======== Task input
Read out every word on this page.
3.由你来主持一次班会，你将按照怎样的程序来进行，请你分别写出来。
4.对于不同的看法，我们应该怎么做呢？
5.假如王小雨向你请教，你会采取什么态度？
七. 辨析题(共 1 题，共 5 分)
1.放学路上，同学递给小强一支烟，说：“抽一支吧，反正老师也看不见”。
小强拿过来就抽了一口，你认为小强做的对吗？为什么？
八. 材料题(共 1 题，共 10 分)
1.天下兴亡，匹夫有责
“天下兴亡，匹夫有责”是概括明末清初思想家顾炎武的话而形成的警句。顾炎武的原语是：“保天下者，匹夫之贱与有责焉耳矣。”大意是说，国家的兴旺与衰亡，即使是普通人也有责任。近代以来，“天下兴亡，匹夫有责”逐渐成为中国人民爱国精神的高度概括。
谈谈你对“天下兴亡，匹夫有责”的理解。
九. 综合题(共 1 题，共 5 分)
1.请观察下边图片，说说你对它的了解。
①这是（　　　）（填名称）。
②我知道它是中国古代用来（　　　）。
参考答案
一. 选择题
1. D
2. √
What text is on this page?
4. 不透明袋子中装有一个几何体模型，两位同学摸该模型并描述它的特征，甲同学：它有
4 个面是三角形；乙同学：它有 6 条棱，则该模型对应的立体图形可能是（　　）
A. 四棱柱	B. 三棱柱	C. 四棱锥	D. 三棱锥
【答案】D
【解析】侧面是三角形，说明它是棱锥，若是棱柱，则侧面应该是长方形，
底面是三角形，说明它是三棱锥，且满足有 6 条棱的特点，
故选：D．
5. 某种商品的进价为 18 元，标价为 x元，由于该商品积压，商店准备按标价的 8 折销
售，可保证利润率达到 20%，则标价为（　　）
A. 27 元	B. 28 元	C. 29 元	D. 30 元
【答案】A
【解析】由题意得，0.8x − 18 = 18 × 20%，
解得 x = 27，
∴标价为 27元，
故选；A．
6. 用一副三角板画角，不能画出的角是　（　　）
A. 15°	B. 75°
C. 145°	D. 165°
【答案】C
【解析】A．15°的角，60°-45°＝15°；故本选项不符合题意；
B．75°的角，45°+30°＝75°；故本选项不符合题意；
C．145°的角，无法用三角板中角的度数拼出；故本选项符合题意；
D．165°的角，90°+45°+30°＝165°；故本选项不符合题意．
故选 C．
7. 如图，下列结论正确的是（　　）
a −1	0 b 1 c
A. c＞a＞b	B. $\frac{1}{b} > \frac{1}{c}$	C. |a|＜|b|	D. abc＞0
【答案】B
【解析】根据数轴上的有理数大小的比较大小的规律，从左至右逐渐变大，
================
What to work on: Return all of the above records exactly, leaving no line out.

Solution to this exercise:
Read out every word on this page.
3.由你来主持一次班会，你将按照怎样的程序来进行，请你分别写出来。
4.对于不同的看法，我们应该怎么做呢？
5.假如王小雨向你请教，你会采取什么态度？
七. 辨析题(共 1 题，共 5 分)
1.放学路上，同学递给小强一支烟，说：“抽一支吧，反正老师也看不见”。
小强拿过来就抽了一口，你认为小强做的对吗？为什么？
八. 材料题(共 1 题，共 10 分)
1.天下兴亡，匹夫有责
“天下兴亡，匹夫有责”是概括明末清初思想家顾炎武的话而形成的警句。顾炎武的原语是：“保天下者，匹夫之贱与有责焉耳矣。”大意是说，国家的兴旺与衰亡，即使是普通人也有责任。近代以来，“天下兴亡，匹夫有责”逐渐成为中国人民爱国精神的高度概括。
谈谈你对“天下兴亡，匹夫有责”的理解。
九. 综合题(共 1 题，共 5 分)
1.请观察下边图片，说说你对它的了解。
①这是（　　　）（填名称）。
②我知道它是中国古代用来（　　　）。
参考答案
一. 选择题
1. D
2. √
What text is on this page?
4. 不透明袋子中装有一个几何体模型，两位同学摸该模型并描述它的特征，甲同学：它有
4 个面是三角形；乙同学：它有 6 条棱，则该模型对应的立体图形可能是（　　）
A. 四棱柱	B. 三棱柱	C. 四棱锥	D. 三棱锥
【答案】D
【解析】侧面是三角形，说明它是棱锥，若是棱柱，则侧面应该是长方形，
底面是三角形，说明它是三棱锥，且满足有 6 条棱的特点，
故选：D．
5. 某种商品的进价为 18 元，标价为 x元，由于该商品积压，商店准备按标价的 8 折销
售，可保证利润率达到 20%，则标价为（　　）
A. 27 元	B. 28 元	C. 29 元	D. 30 元
【答案】A
【解析】由题意得，0.8x − 18 = 18 × 20%，
解得 x = 27，
∴标价为 27元，
故选；A．
6. 用一副三角板画角，不能画出的角是　（　　）
A. 15°	B. 75°
C. 145°	D. 165°
【答案】C
【解析】A．15°的角，60°-45°＝15°；故本选项不符合题意；
B．75°的角，45°+30°＝75°；故本选项不符合题意；
C．145°的角，无法用三角板中角的度数拼出；故本选项符合题意；
D．165°的角，90°+45°+30°＝165°；故本选项不符合题意．
故选 C．
7. 如图，下列结论正确的是（　　）
a −1	0 b 1 c
A. c＞a＞b	B. $\frac{1}{b} > \frac{1}{c}$	C. |a|＜|b|	D. abc＞0
【答案】B
【解析】根据数轴上的有理数大小的比较大小的规律，从左至右逐渐变大，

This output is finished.